• **Your objective**
Find how many lines of the listing below include the word "domácnosti", then report the number by itself.

• **Extracted entries**
⁂

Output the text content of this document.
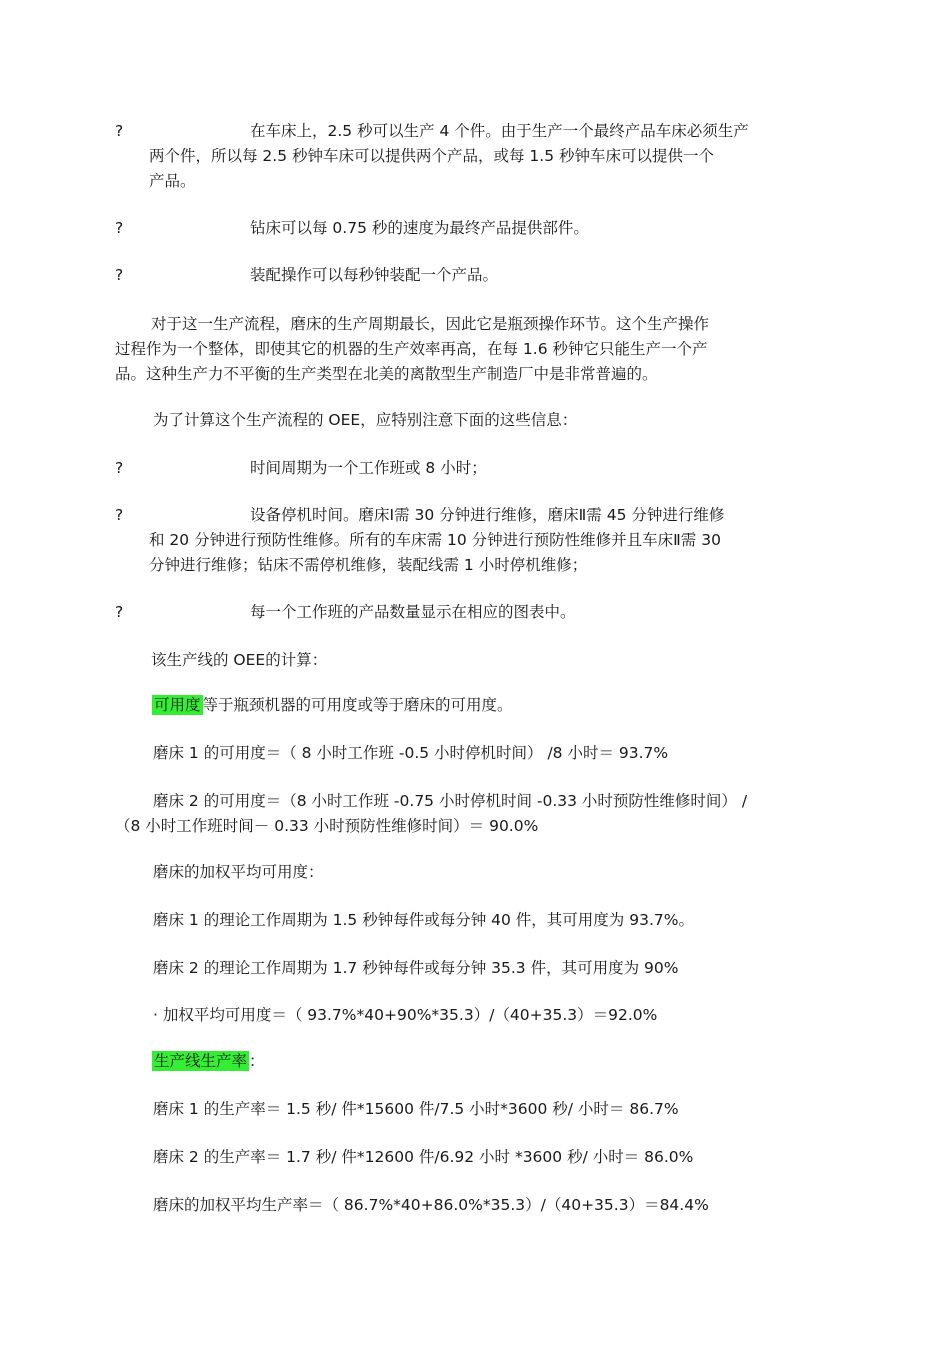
?	在车床上，2.5 秒可以生产 4 个件。由于生产一个最终产品车床必须生产
两个件，所以每 2.5 秒钟车床可以提供两个产品，或每 1.5 秒钟车床可以提供一个
产品。
?	钻床可以每 0.75 秒的速度为最终产品提供部件。
?	装配操作可以每秒钟装配一个产品。
对于这一生产流程，磨床的生产周期最长，因此它是瓶颈操作环节。这个生产操作
过程作为一个整体，即使其它的机器的生产效率再高，在每 1.6 秒钟它只能生产一个产
品。这种生产力不平衡的生产类型在北美的离散型生产制造厂中是非常普遍的。
为了计算这个生产流程的 OEE，应特别注意下面的这些信息：
?	时间周期为一个工作班或 8 小时；
?	设备停机时间。磨床Ⅰ需 30 分钟进行维修，磨床Ⅱ需 45 分钟进行维修
和 20 分钟进行预防性维修。所有的车床需 10 分钟进行预防性维修并且车床Ⅱ需 30
分钟进行维修；钻床不需停机维修，装配线需 1 小时停机维修；
?	每一个工作班的产品数量显示在相应的图表中。
该生产线的 OEE的计算：
可用度 等于瓶颈机器的可用度或等于磨床的可用度。
磨床 1 的可用度＝（ 8 小时工作班 -0.5 小时停机时间） /8 小时＝ 93.7%
磨床 2 的可用度＝（8 小时工作班 -0.75 小时停机时间 -0.33 小时预防性维修时间） /
（8 小时工作班时间－ 0.33 小时预防性维修时间）＝ 90.0%
磨床的加权平均可用度：
磨床 1 的理论工作周期为 1.5 秒钟每件或每分钟 40 件，其可用度为 93.7%。
磨床 2 的理论工作周期为 1.7 秒钟每件或每分钟 35.3 件，其可用度为 90%
· 加权平均可用度＝（ 93.7%*40+90%*35.3）/（40+35.3）＝92.0%
生产线生产率 ：
磨床 1 的生产率＝ 1.5 秒/ 件*15600 件/7.5 小时*3600 秒/ 小时＝ 86.7%
磨床 2 的生产率＝ 1.7 秒/ 件*12600 件/6.92 小时 *3600 秒/ 小时＝ 86.0%
磨床的加权平均生产率＝（ 86.7%*40+86.0%*35.3）/（40+35.3）＝84.4%
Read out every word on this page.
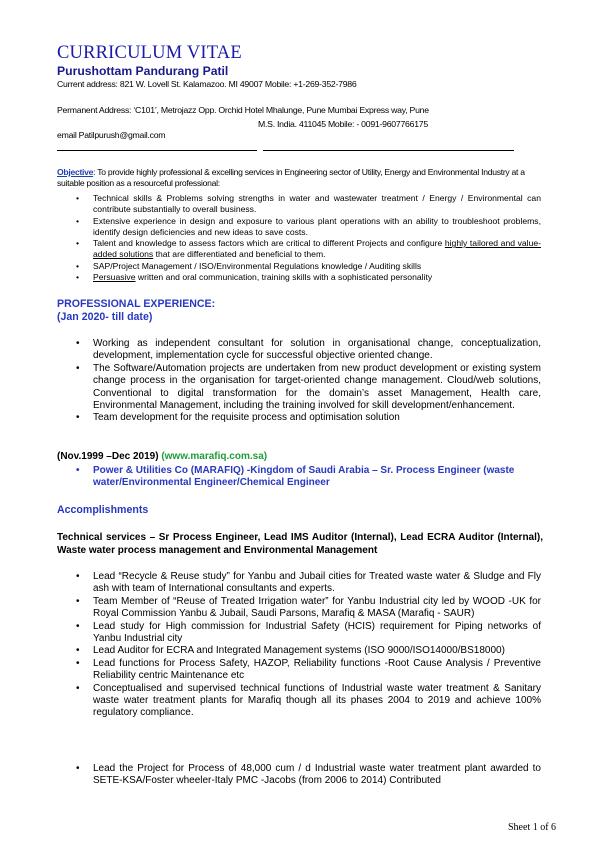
CURRICULUM VITAE
Purushottam Pandurang Patil
Current address: 821 W. Lovell St. Kalamazoo. MI 49007 Mobile: +1-269-352-7986
Permanent Address: ‘C101’, Metrojazz Opp. Orchid Hotel Mhalunge, Pune Mumbai Express way, Pune
M.S. India. 411045 Mobile: - 0091-9607766175
email Patilpurush@gmail.com
Objective: To provide highly professional & excelling services in Engineering sector of Utility, Energy and Environmental Industry at a suitable position as a resourceful professional:
• Technical skills & Problems solving strengths in water and wastewater treatment / Energy / Environmental can contribute substantially to overall business.
• Extensive experience in design and exposure to various plant operations with an ability to troubleshoot problems, identify design deficiencies and new ideas to save costs.
• Talent and knowledge to assess factors which are critical to different Projects and configure highly tailored and value-added solutions that are differentiated and beneficial to them.
• SAP/Project Management / ISO/Environmental Regulations knowledge / Auditing skills
• Persuasive written and oral communication, training skills with a sophisticated personality
PROFESSIONAL EXPERIENCE:
(Jan 2020- till date)
• Working as independent consultant for solution in organisational change, conceptualization, development, implementation cycle for successful objective oriented change.
• The Software/Automation projects are undertaken from new product development or existing system change process in the organisation for target-oriented change management. Cloud/web solutions, Conventional to digital transformation for the domain’s asset Management, Health care, Environmental Management, including the training involved for skill development/enhancement.
• Team development for the requisite process and optimisation solution
(Nov.1999 –Dec 2019) (www.marafiq.com.sa)
• Power & Utilities Co (MARAFIQ) -Kingdom of Saudi Arabia – Sr. Process Engineer (waste water/Environmental Engineer/Chemical Engineer
Accomplishments
Technical services – Sr Process Engineer, Lead IMS Auditor (Internal), Lead ECRA Auditor (Internal), Waste water process management and Environmental Management
• Lead “Recycle & Reuse study” for Yanbu and Jubail cities for Treated waste water & Sludge and Fly ash with team of International consultants and experts.
• Team Member of “Reuse of Treated Irrigation water” for Yanbu Industrial city led by WOOD -UK for Royal Commission Yanbu & Jubail, Saudi Parsons, Marafiq & MASA (Marafiq - SAUR)
• Lead study for High commission for Industrial Safety (HCIS) requirement for Piping networks of Yanbu Industrial city
• Lead Auditor for ECRA and Integrated Management systems (ISO 9000/ISO14000/BS18000)
• Lead functions for Process Safety, HAZOP, Reliability functions -Root Cause Analysis / Preventive Reliability centric Maintenance etc
• Conceptualised and supervised technical functions of Industrial waste water treatment & Sanitary waste water treatment plants for Marafiq though all its phases 2004 to 2019 and achieve 100% regulatory compliance.
• Lead the Project for Process of 48,000 cum / d Industrial waste water treatment plant awarded to SETE-KSA/Foster wheeler-Italy PMC -Jacobs (from 2006 to 2014) Contributed
Sheet 1 of 6
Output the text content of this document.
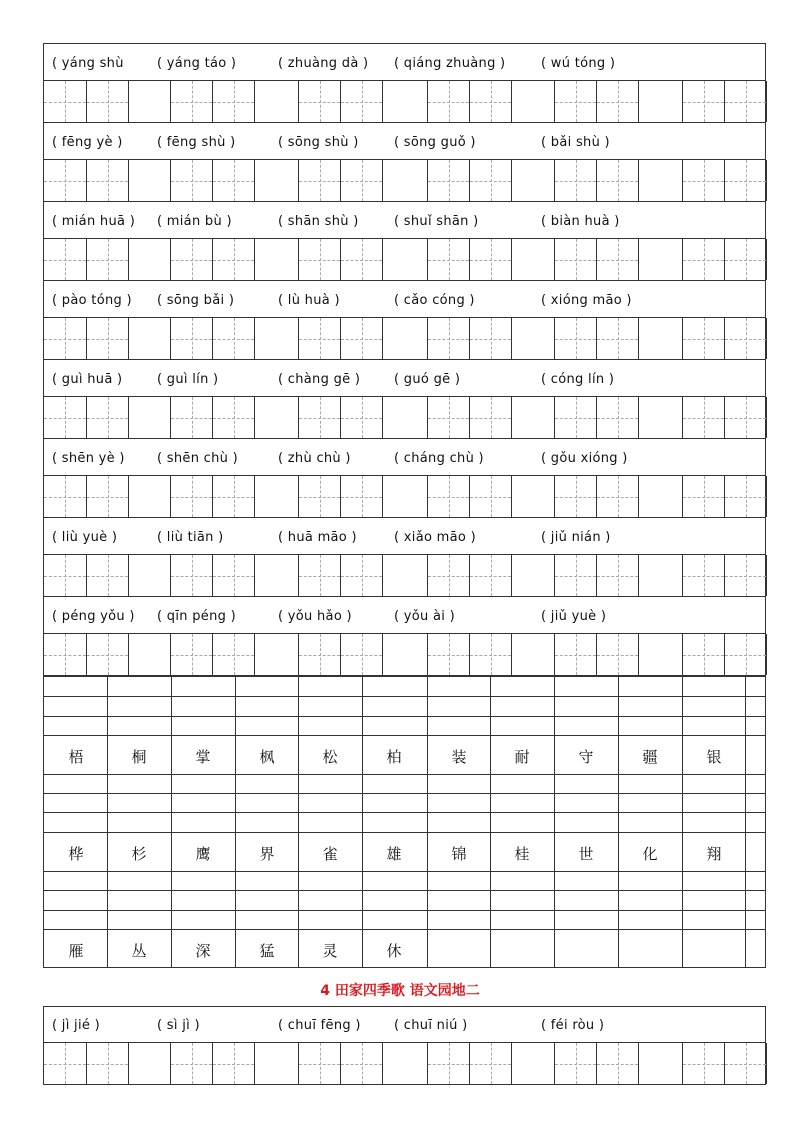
( yáng shù	( yáng táo )	( zhuàng dà ) ( qiáng zhuàng )	( wú tóng )
( fēng yè )	( fēng shù )	( sōng shù )	( sōng guǒ )	( bǎi shù )
( mián huā ) ( mián bù )	( shān shù )	( shuǐ shān )	( biàn huà )
( pào tóng ) ( sōng bǎi )	( lù huà )	( cǎo cóng )	( xióng māo )
( guì huā )	( guì lín )	( chàng gē )	( guó gē )	( cóng lín )
( shēn yè ) ( shēn chù )	( zhù chù )	( cháng chù )	( gǒu xióng )
( liù yuè )	( liù tiān )	( huā māo )	( xiǎo māo )	( jiǔ nián )
( péng yǒu ) ( qīn péng )	( yǒu hǎo )	( yǒu ài )	( jiǔ yuè )
梧	桐	掌	枫	松	柏	装	耐	守	疆	银
桦	杉	鹰	界	雀	雄	锦	桂	世	化	翔
雁	丛	深	猛	灵	休
4 田家四季歌 语文园地二
( jì jié )	( sì jì )	( chuī fēng )	( chuī niú )	( féi ròu )
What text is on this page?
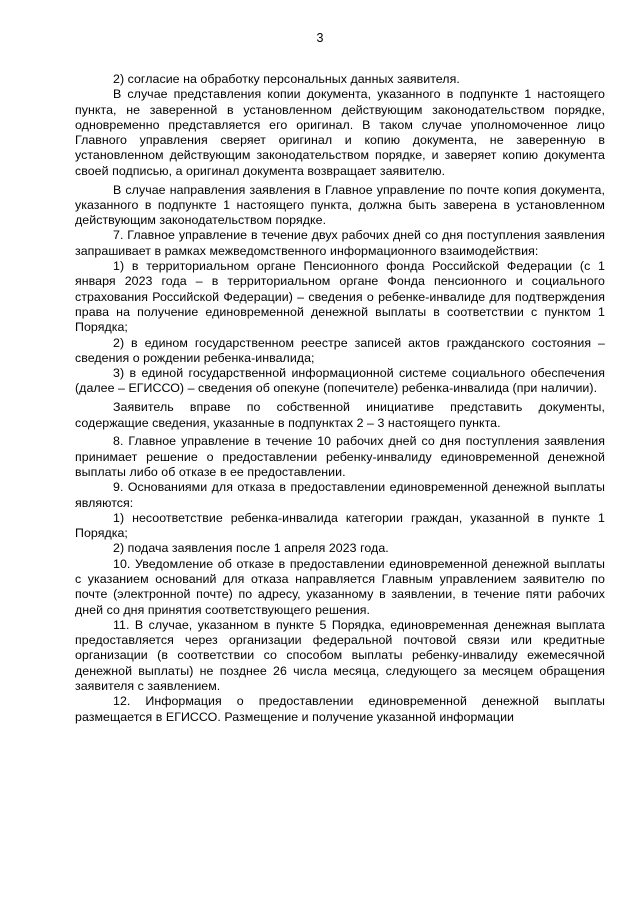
3

2) согласие на обработку персональных данных заявителя.

В случае представления копии документа, указанного в подпункте 1 настоящего пункта, не заверенной в установленном действующим законодательством порядке, одновременно представляется его оригинал. В таком случае уполномоченное лицо Главного управления сверяет оригинал и копию документа, не заверенную в установленном действующим законодательством порядке, и заверяет копию документа своей подписью, а оригинал документа возвращает заявителю.

В случае направления заявления в Главное управление по почте копия документа, указанного в подпункте 1 настоящего пункта, должна быть заверена в установленном действующим законодательством порядке.

7. Главное управление в течение двух рабочих дней со дня поступления заявления запрашивает в рамках межведомственного информационного взаимодействия:

1) в территориальном органе Пенсионного фонда Российской Федерации (с 1 января 2023 года – в территориальном органе Фонда пенсионного и социального страхования Российской Федерации) – сведения о ребенке-инвалиде для подтверждения права на получение единовременной денежной выплаты в соответствии с пунктом 1 Порядка;

2) в едином государственном реестре записей актов гражданского состояния – сведения о рождении ребенка-инвалида;

3) в единой государственной информационной системе социального обеспечения (далее – ЕГИССО) – сведения об опекуне (попечителе) ребенка-инвалида (при наличии).

Заявитель вправе по собственной инициативе представить документы, содержащие сведения, указанные в подпунктах 2 – 3 настоящего пункта.

8. Главное управление в течение 10 рабочих дней со дня поступления заявления принимает решение о предоставлении ребенку-инвалиду единовременной денежной выплаты либо об отказе в ее предоставлении.

9. Основаниями для отказа в предоставлении единовременной денежной выплаты являются:

1) несоответствие ребенка-инвалида категории граждан, указанной в пункте 1 Порядка;

2) подача заявления после 1 апреля 2023 года.

10. Уведомление об отказе в предоставлении единовременной денежной выплаты с указанием оснований для отказа направляется Главным управлением заявителю по почте (электронной почте) по адресу, указанному в заявлении, в течение пяти рабочих дней со дня принятия соответствующего решения.

11. В случае, указанном в пункте 5 Порядка, единовременная денежная выплата предоставляется через организации федеральной почтовой связи или кредитные организации (в соответствии со способом выплаты ребенку-инвалиду ежемесячной денежной выплаты) не позднее 26 числа месяца, следующего за месяцем обращения заявителя с заявлением.

12. Информация о предоставлении единовременной денежной выплаты размещается в ЕГИССО. Размещение и получение указанной информации
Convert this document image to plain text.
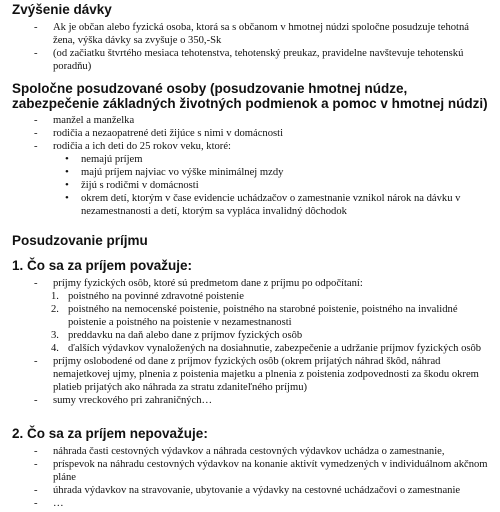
Zvýšenie dávky

- Ak je občan alebo fyzická osoba, ktorá sa s občanom v hmotnej núdzi spoločne posudzuje tehotná žena, výška dávky sa zvyšuje o 350,-Sk
- (od začiatku štvrtého mesiaca tehotenstva, tehotenský preukaz, pravidelne navštevuje tehotenskú poradňu)

Spoločne posudzované osoby (posudzovanie hmotnej núdze, zabezpečenie základných životných podmienok a pomoc v hmotnej núdzi)

- manžel a manželka
- rodičia a nezaopatrené deti žijúce s nimi v domácnosti
- rodičia a ich deti do 25 rokov veku, ktoré:
• nemajú príjem
• majú príjem najviac vo výške minimálnej mzdy
• žijú s rodičmi v domácnosti
• okrem detí, ktorým v čase evidencie uchádzačov o zamestnanie vznikol nárok na dávku v nezamestnanosti a detí, ktorým sa vypláca invalidný dôchodok

Posudzovanie príjmu

1. Čo sa za príjem považuje:

- príjmy fyzických osôb, ktoré sú predmetom dane z príjmu po odpočítaní:
1. poistného na povinné zdravotné poistenie
2. poistného na nemocenské poistenie, poistného na starobné poistenie, poistného na invalidné poistenie a poistného na poistenie v nezamestnanosti
3. preddavku na daň alebo dane z príjmov fyzických osôb
4. ďalších výdavkov vynaložených na dosiahnutie, zabezpečenie a udržanie príjmov fyzických osôb
- príjmy oslobodené od dane z príjmov fyzických osôb (okrem prijatých náhrad škôd, náhrad nemajetkovej ujmy, plnenia z poistenia majetku a plnenia z poistenia zodpovednosti za škodu okrem platieb prijatých ako náhrada za stratu zdaniteľného príjmu)
- sumy vreckového pri zahraničných…

2. Čo sa za príjem nepovažuje:

- náhrada časti cestovných výdavkov a náhrada cestovných výdavkov uchádza o zamestnanie,
- príspevok na náhradu cestovných výdavkov na konanie aktivít vymedzených v individuálnom akčnom pláne
- úhrada výdavkov na stravovanie, ubytovanie a výdavky na cestovné uchádzačovi o zamestnanie
- …
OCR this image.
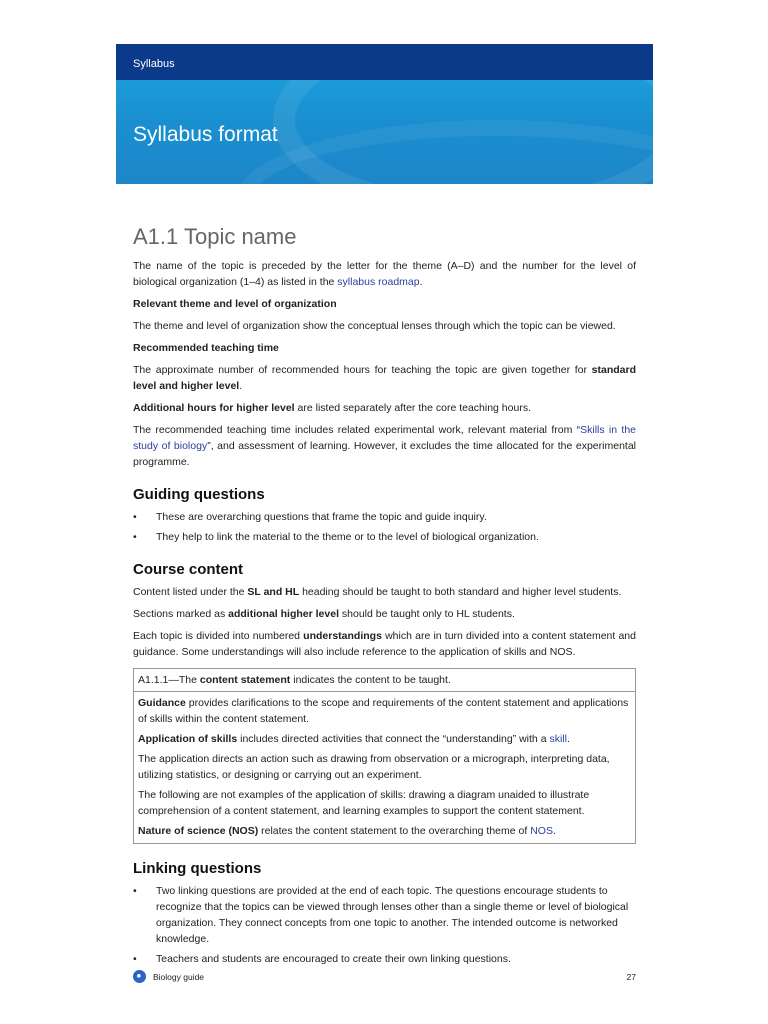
Syllabus
Syllabus format
A1.1 Topic name

The name of the topic is preceded by the letter for the theme (A–D) and the number for the level of biological organization (1–4) as listed in the syllabus roadmap.

Relevant theme and level of organization

The theme and level of organization show the conceptual lenses through which the topic can be viewed.

Recommended teaching time

The approximate number of recommended hours for teaching the topic are given together for standard level and higher level.

Additional hours for higher level are listed separately after the core teaching hours.

The recommended teaching time includes related experimental work, relevant material from “Skills in the study of biology”, and assessment of learning. However, it excludes the time allocated for the experimental programme.

Guiding questions
• These are overarching questions that frame the topic and guide inquiry.
• They help to link the material to the theme or to the level of biological organization.
Course content

Content listed under the SL and HL heading should be taught to both standard and higher level students.

Sections marked as additional higher level should be taught only to HL students.

Each topic is divided into numbered understandings which are in turn divided into a content statement and guidance. Some understandings will also include reference to the application of skills and NOS.

A1.1.1—The content statement indicates the content to be taught.

Guidance provides clarifications to the scope and requirements of the content statement and applications of skills within the content statement.

Application of skills includes directed activities that connect the “understanding” with a skill.

The application directs an action such as drawing from observation or a micrograph, interpreting data, utilizing statistics, or designing or carrying out an experiment.

The following are not examples of the application of skills: drawing a diagram unaided to illustrate comprehension of a content statement, and learning examples to support the content statement.

Nature of science (NOS) relates the content statement to the overarching theme of NOS.

Linking questions
• Two linking questions are provided at the end of each topic. The questions encourage students to recognize that the topics can be viewed through lenses other than a single theme or level of biological organization. They connect concepts from one topic to another. The intended outcome is networked knowledge.
• Teachers and students are encouraged to create their own linking questions.
Biology guide	27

⁂

• **The reply**
2